**Dataset rows about figures**:
================================

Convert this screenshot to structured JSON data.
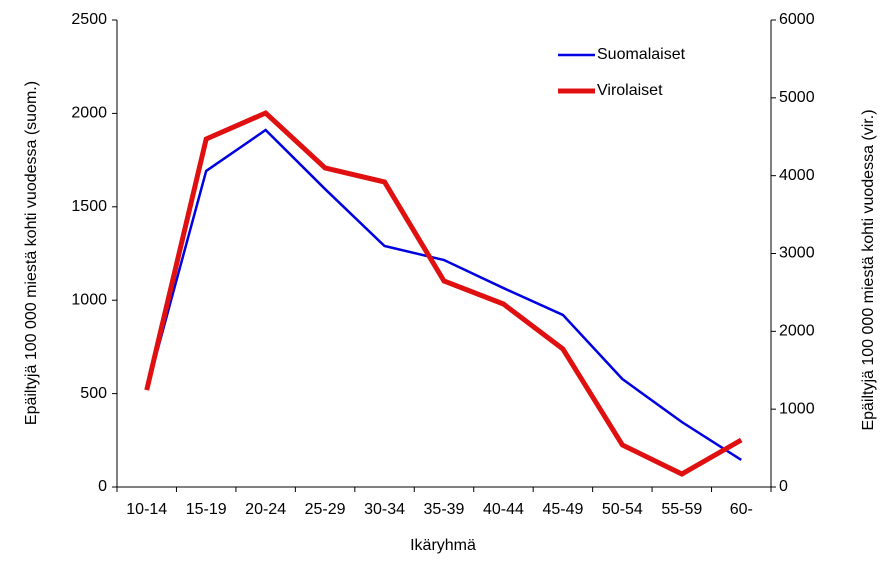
{
  "chart_data": {
    "type": "line",
    "x_label": "Ikäryhmä",
    "y_label": "Epäiltyjä 100 000 miestä kohti vuodessa (suom.)",
    "y2_label": "Epäiltyjä 100 000 miestä kohti vuodessa (vir.)",
    "categories": [
      "10-14",
      "15-19",
      "20-24",
      "25-29",
      "30-34",
      "35-39",
      "40-44",
      "45-49",
      "50-54",
      "55-59",
      "60-"
    ],
    "series": [
      {
        "name": "Suomalaiset",
        "color": "#0000e0",
        "values": [
          520,
          1692,
          1911,
          1595,
          1290,
          1215,
          1065,
          921,
          578,
          348,
          145
        ]
      },
      {
        "name": "Virolaiset",
        "color": "#e01010",
        "axis": "y2",
        "values": [
          1246,
          4471,
          4805,
          4099,
          3919,
          2647,
          2351,
          1773,
          540,
          167,
          604
        ]
      }
    ],
    "ylim": [
      0,
      2500
    ],
    "yticks": [
      0,
      500,
      1000,
      1500,
      2000,
      2500
    ],
    "y2lim": [
      0,
      6000
    ],
    "y2ticks": [
      0,
      1000,
      2000,
      3000,
      4000,
      5000,
      6000
    ],
    "legend": "top-right"
  }
}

================================

**SHORT PROBLEM**: Write out the entries again, exactly as given, skipping any images.

**COMPLETE ANSWER**:
Convert this screenshot to structured JSON data.
{
  "chart_data": {
    "type": "line",
    "x_label": "Ikäryhmä",
    "y_label": "Epäiltyjä 100 000 miestä kohti vuodessa (suom.)",
    "y2_label": "Epäiltyjä 100 000 miestä kohti vuodessa (vir.)",
    "categories": [
      "10-14",
      "15-19",
      "20-24",
      "25-29",
      "30-34",
      "35-39",
      "40-44",
      "45-49",
      "50-54",
      "55-59",
      "60-"
    ],
    "series": [
      {
        "name": "Suomalaiset",
        "color": "#0000e0",
        "values": [
          520,
          1692,
          1911,
          1595,
          1290,
          1215,
          1065,
          921,
          578,
          348,
          145
        ]
      },
      {
        "name": "Virolaiset",
        "color": "#e01010",
        "axis": "y2",
        "values": [
          1246,
          4471,
          4805,
          4099,
          3919,
          2647,
          2351,
          1773,
          540,
          167,
          604
        ]
      }
    ],
    "ylim": [
      0,
      2500
    ],
    "yticks": [
      0,
      500,
      1000,
      1500,
      2000,
      2500
    ],
    "y2lim": [
      0,
      6000
    ],
    "y2ticks": [
      0,
      1000,
      2000,
      3000,
      4000,
      5000,
      6000
    ],
    "legend": "top-right"
  }
}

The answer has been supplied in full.